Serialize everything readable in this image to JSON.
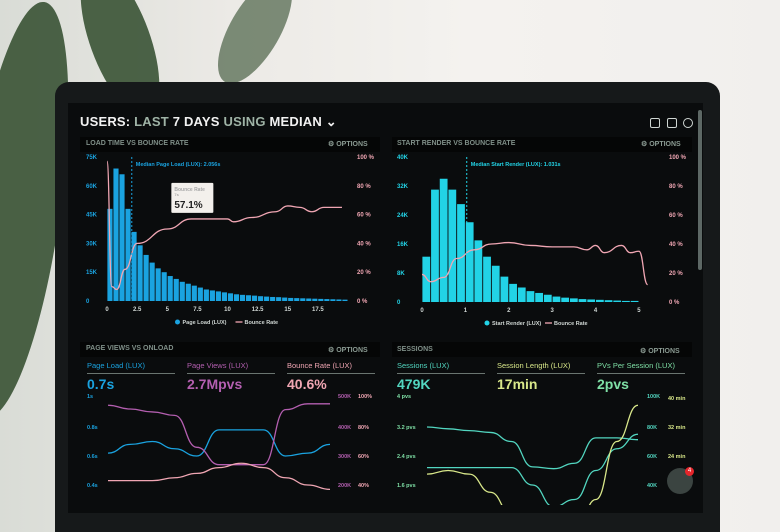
{
  "header": {
    "title_parts": [
      {
        "t": "USERS: ",
        "c": "w"
      },
      {
        "t": "LAST ",
        "c": "g"
      },
      {
        "t": "7 DAYS ",
        "c": "w"
      },
      {
        "t": "USING ",
        "c": "g"
      },
      {
        "t": "MEDIAN",
        "c": "w"
      }
    ],
    "icons": [
      "monitor-icon",
      "share-icon",
      "help-icon"
    ]
  },
  "options_label": "⚙ OPTIONS",
  "colors": {
    "blue": "#1aa3e0",
    "cyan": "#22d3e6",
    "pink": "#f0a6b3",
    "purple": "#b45fb0",
    "teal": "#52d6c0",
    "yellow": "#d9e88a",
    "green": "#7fe0a6"
  },
  "chart_data": [
    {
      "type": "bar",
      "title": "LOAD TIME VS BOUNCE RATE",
      "annotation": "Median Page Load (LUX): 2.056s",
      "median": 2.056,
      "tooltip": {
        "title": "Bounce Rate",
        "sub": "7s",
        "value": "57.1%"
      },
      "xticks": [
        "0",
        "2.5",
        "5",
        "7.5",
        "10",
        "12.5",
        "15",
        "17.5"
      ],
      "xlim": [
        0,
        20
      ],
      "yticks_left": [
        "0",
        "15K",
        "30K",
        "45K",
        "60K",
        "75K"
      ],
      "ylim_left": [
        0,
        75
      ],
      "yticks_right": [
        "0 %",
        "20 %",
        "40 %",
        "60 %",
        "80 %",
        "100 %"
      ],
      "ylim_right": [
        0,
        100
      ],
      "legend": [
        "Page Load (LUX)",
        "Bounce Rate"
      ],
      "bar_width": 0.5,
      "bars": [
        48,
        69,
        66,
        48,
        36,
        29,
        24,
        20,
        17,
        15,
        13,
        11.5,
        10,
        9,
        8,
        7,
        6,
        5.5,
        5,
        4.5,
        4,
        3.5,
        3.2,
        3,
        2.8,
        2.5,
        2.3,
        2.1,
        2,
        1.8,
        1.6,
        1.5,
        1.4,
        1.3,
        1.2,
        1.1,
        1,
        0.9,
        0.8,
        0.7
      ],
      "line": [
        [
          0,
          97
        ],
        [
          0.4,
          10
        ],
        [
          0.8,
          8
        ],
        [
          1.5,
          22
        ],
        [
          2.5,
          40
        ],
        [
          5,
          50
        ],
        [
          7,
          57
        ],
        [
          10,
          57
        ],
        [
          10.5,
          55
        ],
        [
          12,
          58
        ],
        [
          14,
          62
        ],
        [
          15,
          66
        ],
        [
          16,
          65
        ],
        [
          17,
          62
        ],
        [
          18,
          65
        ],
        [
          19.5,
          65
        ]
      ]
    },
    {
      "type": "bar",
      "title": "START RENDER VS BOUNCE RATE",
      "annotation": "Median Start Render (LUX): 1.031s",
      "median": 1.031,
      "xticks": [
        "0",
        "1",
        "2",
        "3",
        "4",
        "5"
      ],
      "xlim": [
        0,
        5.3
      ],
      "yticks_left": [
        "0",
        "8K",
        "16K",
        "24K",
        "32K",
        "40K"
      ],
      "ylim_left": [
        0,
        40
      ],
      "yticks_right": [
        "0 %",
        "20 %",
        "40 %",
        "60 %",
        "80 %",
        "100 %"
      ],
      "ylim_right": [
        0,
        100
      ],
      "legend": [
        "Start Render (LUX)",
        "Bounce Rate"
      ],
      "bar_width": 0.2,
      "bars": [
        12.5,
        31,
        34,
        31,
        27,
        22,
        17,
        12.5,
        10,
        7,
        5,
        4,
        3,
        2.5,
        2,
        1.5,
        1.2,
        1,
        0.8,
        0.7,
        0.6,
        0.5,
        0.4,
        0.3,
        0.3
      ],
      "line": [
        [
          0,
          19
        ],
        [
          0.2,
          14
        ],
        [
          0.5,
          17
        ],
        [
          0.8,
          30
        ],
        [
          1.2,
          36
        ],
        [
          1.6,
          40
        ],
        [
          2,
          41
        ],
        [
          2.5,
          39
        ],
        [
          3,
          38
        ],
        [
          3.5,
          38
        ],
        [
          3.8,
          36
        ],
        [
          4,
          39
        ],
        [
          4.2,
          34
        ],
        [
          4.6,
          39
        ],
        [
          4.8,
          34
        ],
        [
          5,
          35
        ],
        [
          5.2,
          12
        ]
      ]
    },
    {
      "type": "line",
      "title": "PAGE VIEWS VS ONLOAD",
      "stats": [
        {
          "label": "Page Load (LUX)",
          "value": "0.7s"
        },
        {
          "label": "Page Views (LUX)",
          "value": "2.7Mpvs"
        },
        {
          "label": "Bounce Rate (LUX)",
          "value": "40.6%"
        }
      ],
      "yticks_left": [
        "0.4s",
        "0.6s",
        "0.8s",
        "1s"
      ],
      "ylim_left": [
        0.4,
        1.0
      ],
      "yticks_right1": [
        "200K",
        "300K",
        "400K",
        "500K"
      ],
      "ylim_right1": [
        200,
        500
      ],
      "yticks_right2": [
        "40%",
        "60%",
        "80%",
        "100%"
      ],
      "ylim_right2": [
        40,
        100
      ],
      "series": [
        {
          "axis": "left",
          "color": "blue",
          "values": [
            0.62,
            0.68,
            0.7,
            0.65,
            0.6,
            0.78,
            0.78,
            0.78,
            0.6,
            0.62,
            0.68
          ]
        },
        {
          "axis": "right1",
          "color": "purple",
          "values": [
            475,
            462,
            452,
            440,
            330,
            270,
            270,
            270,
            460,
            480,
            480
          ]
        },
        {
          "axis": "right2",
          "color": "pink",
          "values": [
            43,
            43,
            43,
            45,
            48,
            52,
            55,
            52,
            45,
            40,
            37
          ]
        }
      ]
    },
    {
      "type": "line",
      "title": "SESSIONS",
      "stats": [
        {
          "label": "Sessions (LUX)",
          "value": "479K"
        },
        {
          "label": "Session Length (LUX)",
          "value": "17min"
        },
        {
          "label": "PVs Per Session (LUX)",
          "value": "2pvs"
        }
      ],
      "yticks_left": [
        "1.6 pvs",
        "2.4 pvs",
        "3.2 pvs",
        "4 pvs"
      ],
      "ylim_left": [
        1.6,
        4
      ],
      "yticks_right1": [
        "40K",
        "60K",
        "80K",
        "100K"
      ],
      "ylim_right1": [
        40,
        100
      ],
      "yticks_right2": [
        "24 min",
        "32 min",
        "40 min"
      ],
      "ylim_right2": [
        16,
        40
      ],
      "series": [
        {
          "axis": "left",
          "color": "teal",
          "values": [
            3.2,
            3.15,
            3.1,
            3.05,
            2.8,
            2.1,
            2.05,
            2.2,
            2.9,
            2.9,
            2.85
          ]
        },
        {
          "axis": "right1",
          "color": "teal",
          "values": [
            52,
            52,
            52,
            52,
            52,
            40,
            25,
            30,
            50,
            65,
            75
          ]
        },
        {
          "axis": "right2",
          "color": "yellow",
          "values": [
            19,
            20,
            19,
            14,
            8,
            4,
            2,
            2,
            12,
            28,
            38
          ]
        }
      ]
    }
  ],
  "chat": {
    "badge": "4"
  }
}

----

[Job]:
Leave the pictures out and reproduce all of the records exactly.

[The response]:
Serialize everything readable in this image to JSON.
{
  "header": {
    "title_parts": [
      {
        "t": "USERS: ",
        "c": "w"
      },
      {
        "t": "LAST ",
        "c": "g"
      },
      {
        "t": "7 DAYS ",
        "c": "w"
      },
      {
        "t": "USING ",
        "c": "g"
      },
      {
        "t": "MEDIAN",
        "c": "w"
      }
    ],
    "icons": [
      "monitor-icon",
      "share-icon",
      "help-icon"
    ]
  },
  "options_label": "⚙ OPTIONS",
  "colors": {
    "blue": "#1aa3e0",
    "cyan": "#22d3e6",
    "pink": "#f0a6b3",
    "purple": "#b45fb0",
    "teal": "#52d6c0",
    "yellow": "#d9e88a",
    "green": "#7fe0a6"
  },
  "chart_data": [
    {
      "type": "bar",
      "title": "LOAD TIME VS BOUNCE RATE",
      "annotation": "Median Page Load (LUX): 2.056s",
      "median": 2.056,
      "tooltip": {
        "title": "Bounce Rate",
        "sub": "7s",
        "value": "57.1%"
      },
      "xticks": [
        "0",
        "2.5",
        "5",
        "7.5",
        "10",
        "12.5",
        "15",
        "17.5"
      ],
      "xlim": [
        0,
        20
      ],
      "yticks_left": [
        "0",
        "15K",
        "30K",
        "45K",
        "60K",
        "75K"
      ],
      "ylim_left": [
        0,
        75
      ],
      "yticks_right": [
        "0 %",
        "20 %",
        "40 %",
        "60 %",
        "80 %",
        "100 %"
      ],
      "ylim_right": [
        0,
        100
      ],
      "legend": [
        "Page Load (LUX)",
        "Bounce Rate"
      ],
      "bar_width": 0.5,
      "bars": [
        48,
        69,
        66,
        48,
        36,
        29,
        24,
        20,
        17,
        15,
        13,
        11.5,
        10,
        9,
        8,
        7,
        6,
        5.5,
        5,
        4.5,
        4,
        3.5,
        3.2,
        3,
        2.8,
        2.5,
        2.3,
        2.1,
        2,
        1.8,
        1.6,
        1.5,
        1.4,
        1.3,
        1.2,
        1.1,
        1,
        0.9,
        0.8,
        0.7
      ],
      "line": [
        [
          0,
          97
        ],
        [
          0.4,
          10
        ],
        [
          0.8,
          8
        ],
        [
          1.5,
          22
        ],
        [
          2.5,
          40
        ],
        [
          5,
          50
        ],
        [
          7,
          57
        ],
        [
          10,
          57
        ],
        [
          10.5,
          55
        ],
        [
          12,
          58
        ],
        [
          14,
          62
        ],
        [
          15,
          66
        ],
        [
          16,
          65
        ],
        [
          17,
          62
        ],
        [
          18,
          65
        ],
        [
          19.5,
          65
        ]
      ]
    },
    {
      "type": "bar",
      "title": "START RENDER VS BOUNCE RATE",
      "annotation": "Median Start Render (LUX): 1.031s",
      "median": 1.031,
      "xticks": [
        "0",
        "1",
        "2",
        "3",
        "4",
        "5"
      ],
      "xlim": [
        0,
        5.3
      ],
      "yticks_left": [
        "0",
        "8K",
        "16K",
        "24K",
        "32K",
        "40K"
      ],
      "ylim_left": [
        0,
        40
      ],
      "yticks_right": [
        "0 %",
        "20 %",
        "40 %",
        "60 %",
        "80 %",
        "100 %"
      ],
      "ylim_right": [
        0,
        100
      ],
      "legend": [
        "Start Render (LUX)",
        "Bounce Rate"
      ],
      "bar_width": 0.2,
      "bars": [
        12.5,
        31,
        34,
        31,
        27,
        22,
        17,
        12.5,
        10,
        7,
        5,
        4,
        3,
        2.5,
        2,
        1.5,
        1.2,
        1,
        0.8,
        0.7,
        0.6,
        0.5,
        0.4,
        0.3,
        0.3
      ],
      "line": [
        [
          0,
          19
        ],
        [
          0.2,
          14
        ],
        [
          0.5,
          17
        ],
        [
          0.8,
          30
        ],
        [
          1.2,
          36
        ],
        [
          1.6,
          40
        ],
        [
          2,
          41
        ],
        [
          2.5,
          39
        ],
        [
          3,
          38
        ],
        [
          3.5,
          38
        ],
        [
          3.8,
          36
        ],
        [
          4,
          39
        ],
        [
          4.2,
          34
        ],
        [
          4.6,
          39
        ],
        [
          4.8,
          34
        ],
        [
          5,
          35
        ],
        [
          5.2,
          12
        ]
      ]
    },
    {
      "type": "line",
      "title": "PAGE VIEWS VS ONLOAD",
      "stats": [
        {
          "label": "Page Load (LUX)",
          "value": "0.7s"
        },
        {
          "label": "Page Views (LUX)",
          "value": "2.7Mpvs"
        },
        {
          "label": "Bounce Rate (LUX)",
          "value": "40.6%"
        }
      ],
      "yticks_left": [
        "0.4s",
        "0.6s",
        "0.8s",
        "1s"
      ],
      "ylim_left": [
        0.4,
        1.0
      ],
      "yticks_right1": [
        "200K",
        "300K",
        "400K",
        "500K"
      ],
      "ylim_right1": [
        200,
        500
      ],
      "yticks_right2": [
        "40%",
        "60%",
        "80%",
        "100%"
      ],
      "ylim_right2": [
        40,
        100
      ],
      "series": [
        {
          "axis": "left",
          "color": "blue",
          "values": [
            0.62,
            0.68,
            0.7,
            0.65,
            0.6,
            0.78,
            0.78,
            0.78,
            0.6,
            0.62,
            0.68
          ]
        },
        {
          "axis": "right1",
          "color": "purple",
          "values": [
            475,
            462,
            452,
            440,
            330,
            270,
            270,
            270,
            460,
            480,
            480
          ]
        },
        {
          "axis": "right2",
          "color": "pink",
          "values": [
            43,
            43,
            43,
            45,
            48,
            52,
            55,
            52,
            45,
            40,
            37
          ]
        }
      ]
    },
    {
      "type": "line",
      "title": "SESSIONS",
      "stats": [
        {
          "label": "Sessions (LUX)",
          "value": "479K"
        },
        {
          "label": "Session Length (LUX)",
          "value": "17min"
        },
        {
          "label": "PVs Per Session (LUX)",
          "value": "2pvs"
        }
      ],
      "yticks_left": [
        "1.6 pvs",
        "2.4 pvs",
        "3.2 pvs",
        "4 pvs"
      ],
      "ylim_left": [
        1.6,
        4
      ],
      "yticks_right1": [
        "40K",
        "60K",
        "80K",
        "100K"
      ],
      "ylim_right1": [
        40,
        100
      ],
      "yticks_right2": [
        "24 min",
        "32 min",
        "40 min"
      ],
      "ylim_right2": [
        16,
        40
      ],
      "series": [
        {
          "axis": "left",
          "color": "teal",
          "values": [
            3.2,
            3.15,
            3.1,
            3.05,
            2.8,
            2.1,
            2.05,
            2.2,
            2.9,
            2.9,
            2.85
          ]
        },
        {
          "axis": "right1",
          "color": "teal",
          "values": [
            52,
            52,
            52,
            52,
            52,
            40,
            25,
            30,
            50,
            65,
            75
          ]
        },
        {
          "axis": "right2",
          "color": "yellow",
          "values": [
            19,
            20,
            19,
            14,
            8,
            4,
            2,
            2,
            12,
            28,
            38
          ]
        }
      ]
    }
  ],
  "chat": {
    "badge": "4"
  }
}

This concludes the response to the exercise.